Start of Document extract

Preventing knife crime
Last week, ten youths attacked a member of our staff who was on his way home after delivering workshops for the National Youth Theatre’s social inclusion programme. It was a cruel twist of fate that after working with a young demographic that are at risk of offending, he became the innocent victim of youths carrying out a senseless act of violence, in what appeared to be a gang initiation ritual. He survived to tell the tale, and the ten youths were so well disguised they would escape any recourse and no doubt offend again.
No knives or guns were used in that attack, but it is a sharp reminder of the growing incidence of youth crime.
Across town however, the crime scene I was about to witness involved both those weapons.
On the same day that our member of staff was attacked, I went to visit some of our auditions in South East London. Close to the venue was a bus stop covered entirely in black plastic sheeting concealing the scene where a young man of 18 was stabbed to death the night before. Another youth was seriously injured from gun shot wounds.
The site rose up from the pavement like a temporary tomb, and it allowed for a collection of residents to stand and stare momentarily before moving on to their local supermarket opposite. Some did more than stare. Some – and all of them around the same age as the victim – stood and took pictures of the scene on their phones.
The reason for committing such an image to your phone’s memory is I believe two-fold. It’s about proving to your mates that you were there and in some way associated with the tragedy. The second reason is one that can be linked to just why there is an increase in youth violence over recent years. By taking a picture you instantly anaesthetize the impact it has on you. The shocking scene becomes just another piece of film that measures up to any image online or on TV.
The lines between reality and fantasy are becoming blurred in an attempt to escape the bleak prospects that face so many. Today’s youths may well be the most educated generation in history but it only highlights more the extremes between success and failure, rather than make the next working generation feel equal in opportunity and ambition. Youth violence may once have been ghettoized, but it now goes beyond the clichéd barriers of a locked in community on a forgotten estate.
As much as violent drama on screen acts as a numbing agent to many at risk of offending, live theatre can successfully prevent such violent instincts being realised.
Theatre is the reality that young people crave for. It communicates directly with the audience in ways no other medium can. Acting as a social barometer without preaching, theatre informs and entertains. I know this, because it’s what we do here at the National Youth Theatre, and I have seen the benefits it brings to thousands of young people.

End of Document extract

- Tasks and exercises -
a: List every person the piece on preventing knife crime says was hurt or killed in the attacks it describes, with what happened to each.
b: Resume the piece on preventing knife crime, picking up right after its final sentence.
The rows that come next are separate material and have no connection to the piece on preventing knife crime.

Start of Data section

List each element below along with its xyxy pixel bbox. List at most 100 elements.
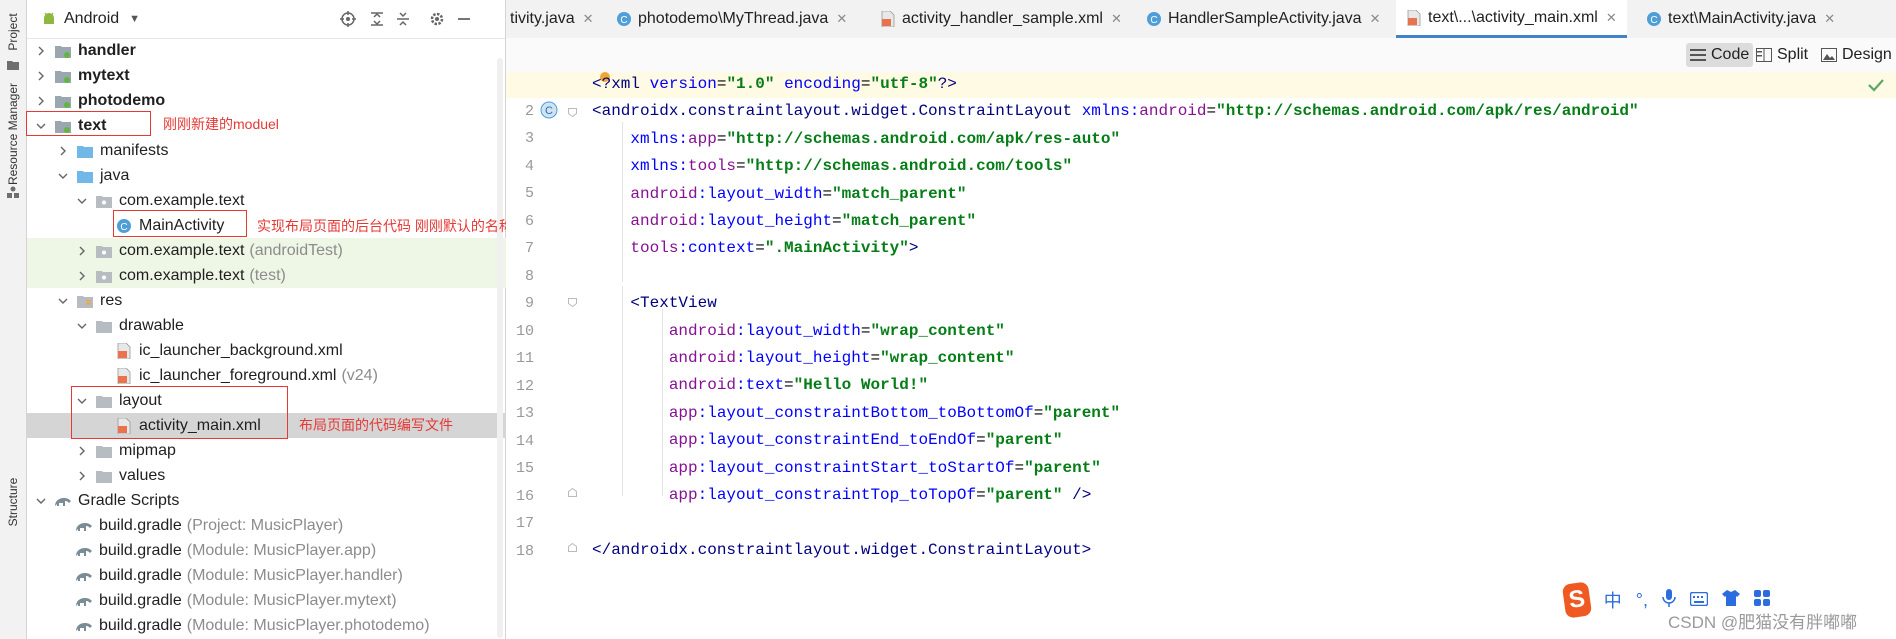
code-line[interactable]: tools:context=".MainActivity"> xyxy=(592,239,918,257)
code-line[interactable]: <TextView xyxy=(592,294,716,312)
svg-text:C: C xyxy=(620,15,627,26)
tree-item-build-gradle-project[interactable]: build.gradle (Project: MusicPlayer) xyxy=(27,513,553,538)
tab-label: text\...\activity_main.xml xyxy=(1428,8,1598,26)
close-icon[interactable]: ✕ xyxy=(1606,10,1617,26)
tree-item-package-test[interactable]: com.example.text (test) xyxy=(27,263,553,288)
code-token: "wrap_content" xyxy=(880,349,1015,367)
line-number: 2 xyxy=(524,103,534,120)
tree-item-package-androidtest[interactable]: com.example.text (androidTest) xyxy=(27,238,553,263)
tab-activity-handler-sample-xml[interactable]: activity_handler_sample.xml ✕ xyxy=(880,0,1122,38)
tree-item-mytext[interactable]: mytext xyxy=(27,63,512,88)
close-icon[interactable]: ✕ xyxy=(1111,11,1122,27)
chevron-right-icon xyxy=(34,69,48,83)
tool-window-strip: Project Resource Manager Structure xyxy=(0,0,27,639)
design-mode-button[interactable]: Design xyxy=(1817,43,1896,67)
code-line[interactable]: <androidx.constraintlayout.widget.Constr… xyxy=(592,102,1639,120)
tree-item-qualifier: (Project: MusicPlayer) xyxy=(186,516,344,534)
folder-icon xyxy=(95,468,113,484)
inspection-ok-icon[interactable] xyxy=(1868,78,1884,92)
project-scrollbar[interactable] xyxy=(497,58,503,638)
gradle-icon xyxy=(75,518,93,534)
tree-item-gradle-scripts[interactable]: Gradle Scripts xyxy=(27,488,512,513)
code-line[interactable]: android:layout_width="match_parent" xyxy=(592,185,966,203)
code-line[interactable]: xmlns:tools="http://schemas.android.com/… xyxy=(592,157,1072,175)
svg-text:C: C xyxy=(1650,15,1657,26)
project-view-selector[interactable]: Android ▼ xyxy=(42,9,140,29)
tree-item-build-gradle-app[interactable]: build.gradle (Module: MusicPlayer.app) xyxy=(27,538,553,563)
tree-item-qualifier: (Module: MusicPlayer.mytext) xyxy=(186,591,397,609)
close-icon[interactable]: ✕ xyxy=(583,11,594,27)
tree-item-photodemo[interactable]: photodemo xyxy=(27,88,512,113)
chinese-mode-toggle[interactable]: 中 xyxy=(1604,587,1622,613)
resource-manager-tool-tab[interactable]: Resource Manager xyxy=(2,83,24,185)
tree-item-label: com.example.text xyxy=(119,266,245,284)
tree-item-values[interactable]: values xyxy=(27,463,553,488)
project-view-mode: Android xyxy=(64,10,120,27)
gear-icon[interactable] xyxy=(428,10,446,28)
sogou-logo[interactable]: S xyxy=(1561,581,1593,619)
line-number: 11 xyxy=(515,350,534,367)
tab-mainactivity-java[interactable]: C text\MainActivity.java ✕ xyxy=(1646,0,1835,38)
code-token: android xyxy=(668,321,737,340)
code-token: android xyxy=(1139,102,1207,121)
line-number: 18 xyxy=(515,543,534,560)
code-view-icon xyxy=(1690,48,1706,62)
code-mode-button[interactable]: Code xyxy=(1686,43,1754,67)
code-line[interactable]: app:layout_constraintTop_toTopOf="parent… xyxy=(592,486,1092,504)
collapse-all-icon[interactable] xyxy=(394,10,412,28)
code-line[interactable]: app:layout_constraintBottom_toBottomOf="… xyxy=(592,404,1120,422)
line-number: 13 xyxy=(515,405,534,422)
tree-item-drawable[interactable]: drawable xyxy=(27,313,553,338)
tree-item-res[interactable]: res xyxy=(27,288,534,313)
code-line[interactable]: android:layout_width="wrap_content" xyxy=(592,322,1005,340)
code-line[interactable]: xmlns:app="http://schemas.android.com/ap… xyxy=(592,130,1120,148)
close-icon[interactable]: ✕ xyxy=(1824,11,1835,27)
code-token: :text xyxy=(736,376,785,395)
chevron-right-icon xyxy=(75,469,89,483)
close-icon[interactable]: ✕ xyxy=(1370,11,1381,27)
code-token: android xyxy=(630,184,698,203)
code-line[interactable]: </androidx.constraintlayout.widget.Const… xyxy=(592,541,1091,559)
tree-item-package[interactable]: com.example.text xyxy=(27,188,553,213)
minimize-icon[interactable] xyxy=(455,10,473,28)
code-area[interactable]: <?xml version="1.0" encoding="utf-8"?> <a… xyxy=(506,72,1896,639)
tab-handlersampleactivity-java[interactable]: C HandlerSampleActivity.java ✕ xyxy=(1146,0,1380,38)
expand-all-icon[interactable] xyxy=(368,10,386,28)
tree-item-mipmap[interactable]: mipmap xyxy=(27,438,553,463)
code-line[interactable]: android:layout_height="match_parent" xyxy=(592,212,976,230)
tree-item-qualifier: (Module: MusicPlayer.photodemo) xyxy=(186,616,430,634)
code-token: ?> xyxy=(937,75,957,93)
code-token: <androidx.constraintlayout.widget.Constr… xyxy=(592,102,1082,121)
code-line[interactable]: app:layout_constraintEnd_toEndOf="parent… xyxy=(592,431,1063,449)
code-token: android xyxy=(668,376,737,395)
fold-marker-icon[interactable] xyxy=(568,488,577,497)
fold-marker-icon[interactable] xyxy=(568,108,577,117)
tree-item-build-gradle-photodemo[interactable]: build.gradle (Module: MusicPlayer.photod… xyxy=(27,613,553,638)
tab-activity-main-xml[interactable]: text\...\activity_main.xml ✕ xyxy=(1396,0,1627,38)
punctuation-toggle[interactable]: °, xyxy=(1636,590,1648,611)
locate-file-icon[interactable] xyxy=(339,10,357,28)
code-line[interactable]: android:layout_height="wrap_content" xyxy=(592,349,1015,367)
gradle-icon xyxy=(75,618,93,634)
tree-item-java[interactable]: java xyxy=(27,163,534,188)
close-icon[interactable]: ✕ xyxy=(836,11,847,27)
code-line[interactable]: <?xml version="1.0" encoding="utf-8"?> xyxy=(592,75,957,93)
tree-item-build-gradle-mytext[interactable]: build.gradle (Module: MusicPlayer.mytext… xyxy=(27,588,553,613)
tree-item-handler[interactable]: handler xyxy=(27,38,512,63)
watermark: CSDN @肥猫没有胖嘟嘟 xyxy=(1668,613,1858,632)
split-mode-button[interactable]: Split xyxy=(1752,43,1812,67)
tree-item-manifests[interactable]: manifests xyxy=(27,138,534,163)
fold-marker-icon[interactable] xyxy=(568,298,577,307)
code-line[interactable]: app:layout_constraintStart_toStartOf="pa… xyxy=(592,459,1101,477)
code-token: = xyxy=(736,157,746,176)
fold-marker-icon[interactable] xyxy=(568,543,577,552)
activity-class-gutter-icon[interactable]: C xyxy=(540,101,558,119)
structure-tool-tab[interactable]: Structure xyxy=(2,472,24,532)
tree-item-build-gradle-handler[interactable]: build.gradle (Module: MusicPlayer.handle… xyxy=(27,563,553,588)
tab-activity-java[interactable]: tivity.java ✕ xyxy=(510,0,594,38)
project-tool-tab[interactable]: Project xyxy=(2,8,24,56)
tab-mythread-java[interactable]: C photodemo\MyThread.java ✕ xyxy=(616,0,847,38)
code-line[interactable]: android:text="Hello World!" xyxy=(592,376,928,394)
code-token: tools xyxy=(688,157,737,176)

End of Data section

- Results -
a:
- A member of the National Youth Theatre's staff, attacked by ten youths on his way home after delivering workshops; he survived.
- A young man of 18, stabbed to death near a bus stop in South East London the night before the author's visit.
- Another youth, seriously injured by gunshot wounds.

b:
Back in 2007, a young audience who had never been to the theatre before sat transfixed watching a play we commissioned about knife crime called White Boy. Their reaction was visceral proving the unfolding violent plot was more real to them than they bargained for, as blood was shed on stage, tears were shed by girls and boys in the audience.
Inspired by the success of White Boy, the National Youth Theatre has responded to the urgent need to address youth crime by launching a knife crime prevention programme in schools and pupil referral units (PRUs). The specially developed project involves a short play about a lad who becomes the victim of crime being performed for students and young people. Afterwards, the audience takes part in a workshop where they consider what choices the characters made and have a chance to change the outcome of the play: No preaching here, just instinctive trust and active debate.
The initiative was piloted in London over the last two years and is now being launched in the West Midlands.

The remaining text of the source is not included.